What the task asks:
Look through the data and write out every line with the word "this" in it.
Segment Start: Provided entries
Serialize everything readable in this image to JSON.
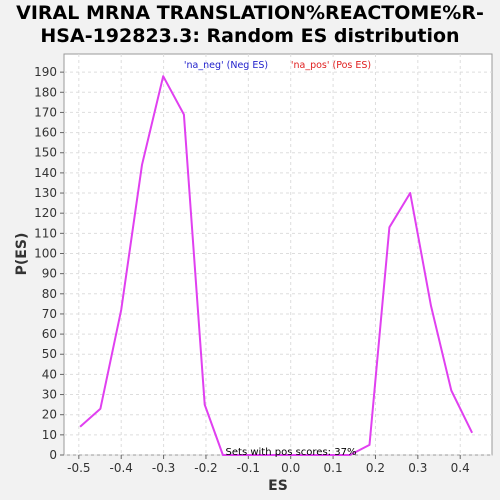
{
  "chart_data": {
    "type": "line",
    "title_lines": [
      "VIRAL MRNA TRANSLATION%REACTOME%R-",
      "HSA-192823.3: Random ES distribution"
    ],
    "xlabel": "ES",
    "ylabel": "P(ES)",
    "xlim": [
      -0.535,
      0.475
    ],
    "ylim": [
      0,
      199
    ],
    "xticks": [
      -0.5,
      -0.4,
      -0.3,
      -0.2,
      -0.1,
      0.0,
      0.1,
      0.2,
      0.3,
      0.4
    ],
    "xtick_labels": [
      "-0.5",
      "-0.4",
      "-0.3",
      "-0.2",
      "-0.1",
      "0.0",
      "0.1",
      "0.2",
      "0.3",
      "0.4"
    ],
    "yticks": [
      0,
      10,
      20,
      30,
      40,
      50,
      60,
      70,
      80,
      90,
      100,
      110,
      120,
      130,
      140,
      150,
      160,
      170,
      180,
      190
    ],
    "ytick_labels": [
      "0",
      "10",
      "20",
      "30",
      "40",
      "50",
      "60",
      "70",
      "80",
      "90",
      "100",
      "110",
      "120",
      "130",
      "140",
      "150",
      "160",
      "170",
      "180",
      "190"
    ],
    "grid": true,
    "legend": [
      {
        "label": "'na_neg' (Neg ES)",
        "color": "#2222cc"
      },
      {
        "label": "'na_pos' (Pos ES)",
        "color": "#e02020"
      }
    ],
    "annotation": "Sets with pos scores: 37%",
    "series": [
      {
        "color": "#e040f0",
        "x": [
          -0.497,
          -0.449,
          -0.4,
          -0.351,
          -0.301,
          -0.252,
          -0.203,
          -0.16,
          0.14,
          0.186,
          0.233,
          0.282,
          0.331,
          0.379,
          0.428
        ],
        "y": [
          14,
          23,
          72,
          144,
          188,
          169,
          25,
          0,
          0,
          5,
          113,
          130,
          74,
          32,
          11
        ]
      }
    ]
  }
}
Segment End: Provided entries
Segment Start: Provided entries
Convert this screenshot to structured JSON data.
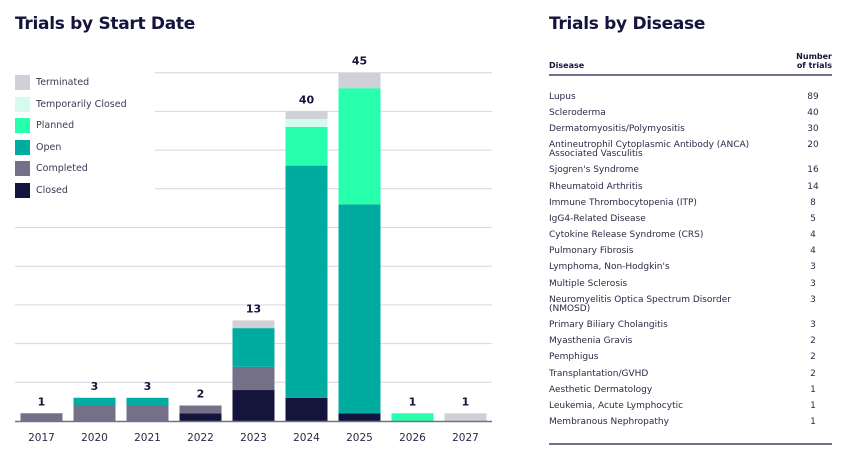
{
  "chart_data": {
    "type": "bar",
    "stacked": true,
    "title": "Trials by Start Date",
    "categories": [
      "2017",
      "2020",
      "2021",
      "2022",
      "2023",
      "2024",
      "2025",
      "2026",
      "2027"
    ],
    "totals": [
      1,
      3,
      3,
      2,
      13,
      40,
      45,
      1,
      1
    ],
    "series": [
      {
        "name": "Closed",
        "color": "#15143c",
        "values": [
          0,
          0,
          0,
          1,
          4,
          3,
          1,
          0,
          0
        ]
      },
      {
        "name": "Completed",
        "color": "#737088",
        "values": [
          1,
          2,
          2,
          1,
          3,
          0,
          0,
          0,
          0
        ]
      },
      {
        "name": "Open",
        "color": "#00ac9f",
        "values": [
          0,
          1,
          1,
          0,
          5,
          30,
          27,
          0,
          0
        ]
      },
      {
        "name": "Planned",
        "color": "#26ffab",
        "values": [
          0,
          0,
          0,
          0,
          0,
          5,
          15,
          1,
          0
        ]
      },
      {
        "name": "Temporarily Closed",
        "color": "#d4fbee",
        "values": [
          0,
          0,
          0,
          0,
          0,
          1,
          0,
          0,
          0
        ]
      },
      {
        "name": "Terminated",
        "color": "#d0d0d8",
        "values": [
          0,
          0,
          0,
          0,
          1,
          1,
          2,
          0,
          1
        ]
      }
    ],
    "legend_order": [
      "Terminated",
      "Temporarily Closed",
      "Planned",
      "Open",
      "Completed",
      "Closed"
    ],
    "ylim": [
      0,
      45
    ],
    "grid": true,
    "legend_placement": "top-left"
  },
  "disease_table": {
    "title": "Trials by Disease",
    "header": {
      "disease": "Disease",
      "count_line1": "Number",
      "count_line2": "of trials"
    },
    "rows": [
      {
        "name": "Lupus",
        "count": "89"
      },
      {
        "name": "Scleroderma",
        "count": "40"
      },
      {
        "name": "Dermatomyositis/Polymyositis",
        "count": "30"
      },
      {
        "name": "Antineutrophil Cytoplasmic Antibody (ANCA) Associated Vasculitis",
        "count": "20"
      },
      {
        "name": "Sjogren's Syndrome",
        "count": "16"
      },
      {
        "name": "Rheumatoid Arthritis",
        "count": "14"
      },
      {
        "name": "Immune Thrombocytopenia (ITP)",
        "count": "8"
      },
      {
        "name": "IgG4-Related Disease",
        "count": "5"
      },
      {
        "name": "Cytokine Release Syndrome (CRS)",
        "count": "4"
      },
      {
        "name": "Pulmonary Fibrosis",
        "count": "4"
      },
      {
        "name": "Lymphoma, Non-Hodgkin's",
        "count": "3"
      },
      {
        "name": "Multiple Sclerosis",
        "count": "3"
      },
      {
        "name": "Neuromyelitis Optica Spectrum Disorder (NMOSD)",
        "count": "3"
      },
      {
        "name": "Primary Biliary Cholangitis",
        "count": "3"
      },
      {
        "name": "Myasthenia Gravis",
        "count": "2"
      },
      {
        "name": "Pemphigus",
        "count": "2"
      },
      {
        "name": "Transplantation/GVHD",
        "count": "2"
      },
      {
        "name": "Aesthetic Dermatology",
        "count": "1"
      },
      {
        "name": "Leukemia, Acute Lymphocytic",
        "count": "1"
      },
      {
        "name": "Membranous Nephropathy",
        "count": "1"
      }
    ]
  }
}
Segment End: Provided entries
Worked solution:
Serialize everything readable in this image to JSON.
Convert this screenshot to structured JSON data.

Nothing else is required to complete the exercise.